**Collection entries**
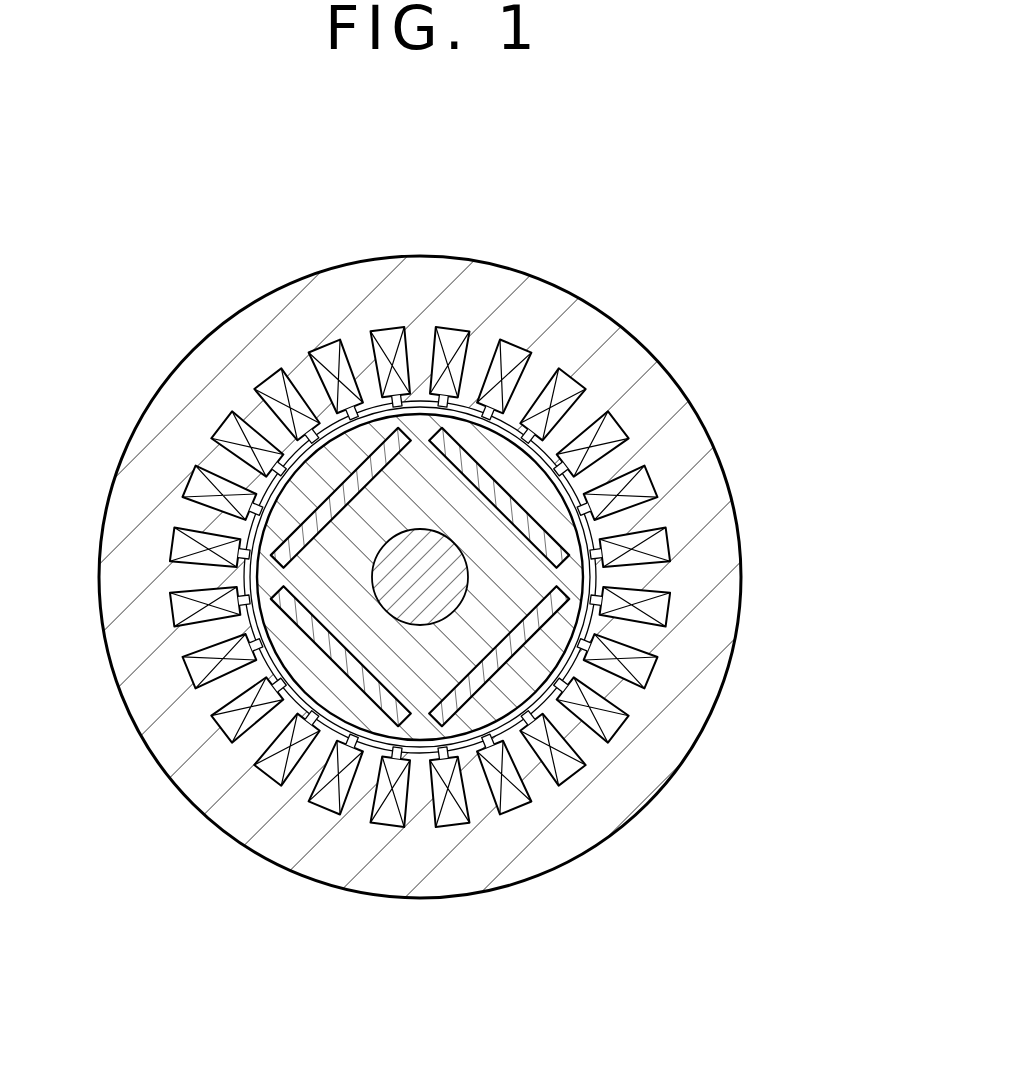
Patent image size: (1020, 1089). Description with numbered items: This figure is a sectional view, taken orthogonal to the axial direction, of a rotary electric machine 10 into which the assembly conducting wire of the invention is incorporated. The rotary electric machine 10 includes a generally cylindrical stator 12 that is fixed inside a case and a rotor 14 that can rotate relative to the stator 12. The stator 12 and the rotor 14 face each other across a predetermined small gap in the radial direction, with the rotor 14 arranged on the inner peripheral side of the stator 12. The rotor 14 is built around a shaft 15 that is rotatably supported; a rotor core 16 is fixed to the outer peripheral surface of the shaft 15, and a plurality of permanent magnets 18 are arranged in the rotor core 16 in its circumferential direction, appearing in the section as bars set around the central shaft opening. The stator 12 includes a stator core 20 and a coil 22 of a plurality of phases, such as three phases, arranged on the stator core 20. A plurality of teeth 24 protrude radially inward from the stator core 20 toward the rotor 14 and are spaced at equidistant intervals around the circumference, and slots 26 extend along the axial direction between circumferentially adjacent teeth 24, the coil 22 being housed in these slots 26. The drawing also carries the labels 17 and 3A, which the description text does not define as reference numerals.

The rotary electric machine (motor) 10 is at (456, 547).
The stator 12 is at (439, 534).
The rotor 14 is at (535, 680).
The shaft hole 15 is at (466, 563).
The rotor core 16 is at (545, 663).
The permanent magnets 17 is at (503, 720).
The air gap / stator inner peripheral surface 18 is at (510, 720).
The stator core 20 is at (478, 273).
The slots 22 is at (503, 348).
The coils 24 is at (598, 378).
The teeth 26 is at (562, 400).
The slot openings 3A is at (431, 323).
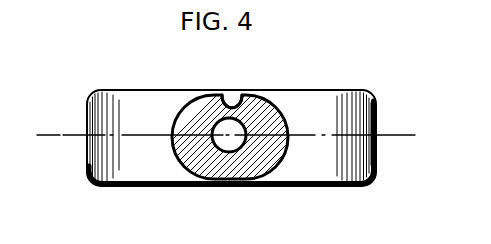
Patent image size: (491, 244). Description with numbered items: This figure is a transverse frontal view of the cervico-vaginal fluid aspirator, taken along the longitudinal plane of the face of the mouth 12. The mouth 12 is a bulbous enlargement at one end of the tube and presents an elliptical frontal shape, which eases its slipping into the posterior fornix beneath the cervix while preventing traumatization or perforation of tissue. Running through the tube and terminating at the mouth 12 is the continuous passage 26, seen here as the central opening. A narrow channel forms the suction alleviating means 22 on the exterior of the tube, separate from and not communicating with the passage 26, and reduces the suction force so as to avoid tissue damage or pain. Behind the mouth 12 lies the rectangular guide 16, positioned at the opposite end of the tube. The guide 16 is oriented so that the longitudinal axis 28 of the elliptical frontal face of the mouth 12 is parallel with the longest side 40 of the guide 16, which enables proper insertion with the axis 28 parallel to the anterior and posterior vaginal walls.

The mouth 12 is at (195, 107).
The guide 16 is at (135, 162).
The suction alleviating means 22 is at (232, 108).
The passage 26 is at (229, 150).
The longitudinal axis 28 is at (63, 132).
The longest side 40 is at (250, 187).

**Instruction**
Copy out again the lines of the material from the line with "Patent image size: (491, 244)." to the line with "The suction alleviating means 22 is", including both of those lines.

**Expected output**
Patent image size: (491, 244). Description with numbered items: This figure is a transverse frontal view of the cervico-vaginal fluid aspirator, taken along the longitudinal plane of the face of the mouth 12. The mouth 12 is a bulbous enlargement at one end of the tube and presents an elliptical frontal shape, which eases its slipping into the posterior fornix beneath the cervix while preventing traumatization or perforation of tissue. Running through the tube and terminating at the mouth 12 is the continuous passage 26, seen here as the central opening. A narrow channel forms the suction alleviating means 22 on the exterior of the tube, separate from and not communicating with the passage 26, and reduces the suction force so as to avoid tissue damage or pain. Behind the mouth 12 lies the rectangular guide 16, positioned at the opposite end of the tube. The guide 16 is oriented so that the longitudinal axis 28 of the elliptical frontal face of the mouth 12 is parallel with the longest side 40 of the guide 16, which enables proper insertion with the axis 28 parallel to the anterior and posterior vaginal walls.

The mouth 12 is at (195, 107).
The guide 16 is at (135, 162).
The suction alleviating means 22 is at (232, 108).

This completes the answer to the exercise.